Written request — Print the entries below in their entirety, exactly as they are written.

Source data —
+--
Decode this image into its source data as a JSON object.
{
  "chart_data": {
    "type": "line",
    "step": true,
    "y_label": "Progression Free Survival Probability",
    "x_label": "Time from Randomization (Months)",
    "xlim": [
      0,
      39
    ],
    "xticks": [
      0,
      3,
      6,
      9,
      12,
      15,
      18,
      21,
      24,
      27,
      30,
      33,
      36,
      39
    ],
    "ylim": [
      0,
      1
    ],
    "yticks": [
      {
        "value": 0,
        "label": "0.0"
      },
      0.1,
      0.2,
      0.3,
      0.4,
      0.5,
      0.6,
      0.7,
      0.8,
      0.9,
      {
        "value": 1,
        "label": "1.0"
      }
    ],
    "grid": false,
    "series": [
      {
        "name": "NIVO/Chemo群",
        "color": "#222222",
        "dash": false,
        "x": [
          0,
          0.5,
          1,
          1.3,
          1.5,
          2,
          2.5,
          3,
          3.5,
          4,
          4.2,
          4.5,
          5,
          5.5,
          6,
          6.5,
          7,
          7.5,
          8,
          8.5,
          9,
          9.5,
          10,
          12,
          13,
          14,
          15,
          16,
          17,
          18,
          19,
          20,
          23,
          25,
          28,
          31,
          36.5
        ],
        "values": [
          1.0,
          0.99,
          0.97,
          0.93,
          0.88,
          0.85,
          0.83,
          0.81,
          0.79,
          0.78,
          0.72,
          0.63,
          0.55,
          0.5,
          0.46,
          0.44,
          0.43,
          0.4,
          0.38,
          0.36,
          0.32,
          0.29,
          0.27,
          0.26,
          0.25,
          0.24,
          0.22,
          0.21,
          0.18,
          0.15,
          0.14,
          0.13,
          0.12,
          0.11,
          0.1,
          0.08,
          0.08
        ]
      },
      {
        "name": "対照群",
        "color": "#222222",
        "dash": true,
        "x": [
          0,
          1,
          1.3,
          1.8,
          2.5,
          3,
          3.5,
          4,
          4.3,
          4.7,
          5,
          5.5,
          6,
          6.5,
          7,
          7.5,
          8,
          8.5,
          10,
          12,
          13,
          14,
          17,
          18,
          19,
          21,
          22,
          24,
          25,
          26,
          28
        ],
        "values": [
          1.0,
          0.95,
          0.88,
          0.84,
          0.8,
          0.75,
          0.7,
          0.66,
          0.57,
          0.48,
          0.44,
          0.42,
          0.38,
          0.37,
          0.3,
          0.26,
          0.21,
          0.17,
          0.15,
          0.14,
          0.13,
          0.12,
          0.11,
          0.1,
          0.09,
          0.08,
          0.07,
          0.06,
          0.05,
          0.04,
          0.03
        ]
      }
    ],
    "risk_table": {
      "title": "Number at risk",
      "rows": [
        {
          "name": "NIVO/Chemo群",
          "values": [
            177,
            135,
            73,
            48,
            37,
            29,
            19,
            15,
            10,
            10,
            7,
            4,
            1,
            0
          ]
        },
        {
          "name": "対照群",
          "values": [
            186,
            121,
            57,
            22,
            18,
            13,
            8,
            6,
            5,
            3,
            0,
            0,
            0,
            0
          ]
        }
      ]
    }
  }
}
+--
Task answer —
Decode this image into its source data as a JSON object.
{
  "chart_data": {
    "type": "line",
    "step": true,
    "y_label": "Progression Free Survival Probability",
    "x_label": "Time from Randomization (Months)",
    "xlim": [
      0,
      39
    ],
    "xticks": [
      0,
      3,
      6,
      9,
      12,
      15,
      18,
      21,
      24,
      27,
      30,
      33,
      36,
      39
    ],
    "ylim": [
      0,
      1
    ],
    "yticks": [
      {
        "value": 0,
        "label": "0.0"
      },
      0.1,
      0.2,
      0.3,
      0.4,
      0.5,
      0.6,
      0.7,
      0.8,
      0.9,
      {
        "value": 1,
        "label": "1.0"
      }
    ],
    "grid": false,
    "series": [
      {
        "name": "NIVO/Chemo群",
        "color": "#222222",
        "dash": false,
        "x": [
          0,
          0.5,
          1,
          1.3,
          1.5,
          2,
          2.5,
          3,
          3.5,
          4,
          4.2,
          4.5,
          5,
          5.5,
          6,
          6.5,
          7,
          7.5,
          8,
          8.5,
          9,
          9.5,
          10,
          12,
          13,
          14,
          15,
          16,
          17,
          18,
          19,
          20,
          23,
          25,
          28,
          31,
          36.5
        ],
        "values": [
          1.0,
          0.99,
          0.97,
          0.93,
          0.88,
          0.85,
          0.83,
          0.81,
          0.79,
          0.78,
          0.72,
          0.63,
          0.55,
          0.5,
          0.46,
          0.44,
          0.43,
          0.4,
          0.38,
          0.36,
          0.32,
          0.29,
          0.27,
          0.26,
          0.25,
          0.24,
          0.22,
          0.21,
          0.18,
          0.15,
          0.14,
          0.13,
          0.12,
          0.11,
          0.1,
          0.08,
          0.08
        ]
      },
      {
        "name": "対照群",
        "color": "#222222",
        "dash": true,
        "x": [
          0,
          1,
          1.3,
          1.8,
          2.5,
          3,
          3.5,
          4,
          4.3,
          4.7,
          5,
          5.5,
          6,
          6.5,
          7,
          7.5,
          8,
          8.5,
          10,
          12,
          13,
          14,
          17,
          18,
          19,
          21,
          22,
          24,
          25,
          26,
          28
        ],
        "values": [
          1.0,
          0.95,
          0.88,
          0.84,
          0.8,
          0.75,
          0.7,
          0.66,
          0.57,
          0.48,
          0.44,
          0.42,
          0.38,
          0.37,
          0.3,
          0.26,
          0.21,
          0.17,
          0.15,
          0.14,
          0.13,
          0.12,
          0.11,
          0.1,
          0.09,
          0.08,
          0.07,
          0.06,
          0.05,
          0.04,
          0.03
        ]
      }
    ],
    "risk_table": {
      "title": "Number at risk",
      "rows": [
        {
          "name": "NIVO/Chemo群",
          "values": [
            177,
            135,
            73,
            48,
            37,
            29,
            19,
            15,
            10,
            10,
            7,
            4,
            1,
            0
          ]
        },
        {
          "name": "対照群",
          "values": [
            186,
            121,
            57,
            22,
            18,
            13,
            8,
            6,
            5,
            3,
            0,
            0,
            0,
            0
          ]
        }
      ]
    }
  }
}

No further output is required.